══ DATA FOR THIS TASK
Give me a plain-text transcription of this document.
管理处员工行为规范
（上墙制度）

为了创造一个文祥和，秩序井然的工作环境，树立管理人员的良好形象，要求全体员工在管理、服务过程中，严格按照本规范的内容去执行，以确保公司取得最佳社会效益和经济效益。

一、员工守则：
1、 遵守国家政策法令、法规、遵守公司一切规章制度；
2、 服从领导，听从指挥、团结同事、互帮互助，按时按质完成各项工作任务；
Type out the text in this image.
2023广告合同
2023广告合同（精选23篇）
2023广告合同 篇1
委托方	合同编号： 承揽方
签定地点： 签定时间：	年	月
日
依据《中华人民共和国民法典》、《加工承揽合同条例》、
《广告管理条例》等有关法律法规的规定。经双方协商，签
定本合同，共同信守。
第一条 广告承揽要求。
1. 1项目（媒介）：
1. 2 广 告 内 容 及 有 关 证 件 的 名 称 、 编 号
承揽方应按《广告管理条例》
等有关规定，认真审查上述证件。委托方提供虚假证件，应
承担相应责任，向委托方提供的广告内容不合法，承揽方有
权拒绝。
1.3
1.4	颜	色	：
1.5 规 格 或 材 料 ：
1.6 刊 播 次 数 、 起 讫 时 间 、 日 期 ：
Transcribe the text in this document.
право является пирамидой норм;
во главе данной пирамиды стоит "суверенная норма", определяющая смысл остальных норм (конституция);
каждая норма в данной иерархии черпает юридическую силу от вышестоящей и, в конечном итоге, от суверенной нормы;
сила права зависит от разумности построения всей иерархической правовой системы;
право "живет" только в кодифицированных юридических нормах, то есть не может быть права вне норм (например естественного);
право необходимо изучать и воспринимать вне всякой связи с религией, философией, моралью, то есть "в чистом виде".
════
EXERCISE OBJECTIVE: Make an exact copy of the data above.

SOLUTION TO THIS TASK:
Give me a plain-text transcription of this document.
管理处员工行为规范
（上墙制度）

为了创造一个文祥和，秩序井然的工作环境，树立管理人员的良好形象，要求全体员工在管理、服务过程中，严格按照本规范的内容去执行，以确保公司取得最佳社会效益和经济效益。

一、员工守则：
1、 遵守国家政策法令、法规、遵守公司一切规章制度；
2、 服从领导，听从指挥、团结同事、互帮互助，按时按质完成各项工作任务；
Type out the text in this image.
2023广告合同
2023广告合同（精选23篇）
2023广告合同 篇1
委托方	合同编号： 承揽方
签定地点： 签定时间：	年	月
日
依据《中华人民共和国民法典》、《加工承揽合同条例》、
《广告管理条例》等有关法律法规的规定。经双方协商，签
定本合同，共同信守。
第一条 广告承揽要求。
1. 1项目（媒介）：
1. 2 广 告 内 容 及 有 关 证 件 的 名 称 、 编 号
承揽方应按《广告管理条例》
等有关规定，认真审查上述证件。委托方提供虚假证件，应
承担相应责任，向委托方提供的广告内容不合法，承揽方有
权拒绝。
1.3
1.4	颜	色	：
1.5 规 格 或 材 料 ：
1.6 刊 播 次 数 、 起 讫 时 间 、 日 期 ：
Transcribe the text in this document.
право является пирамидой норм;
во главе данной пирамиды стоит "суверенная норма", определяющая смысл остальных норм (конституция);
каждая норма в данной иерархии черпает юридическую силу от вышестоящей и, в конечном итоге, от суверенной нормы;
сила права зависит от разумности построения всей иерархической правовой системы;
право "живет" только в кодифицированных юридических нормах, то есть не может быть права вне норм (например естественного);
право необходимо изучать и воспринимать вне всякой связи с религией, философией, моралью, то есть "в чистом виде".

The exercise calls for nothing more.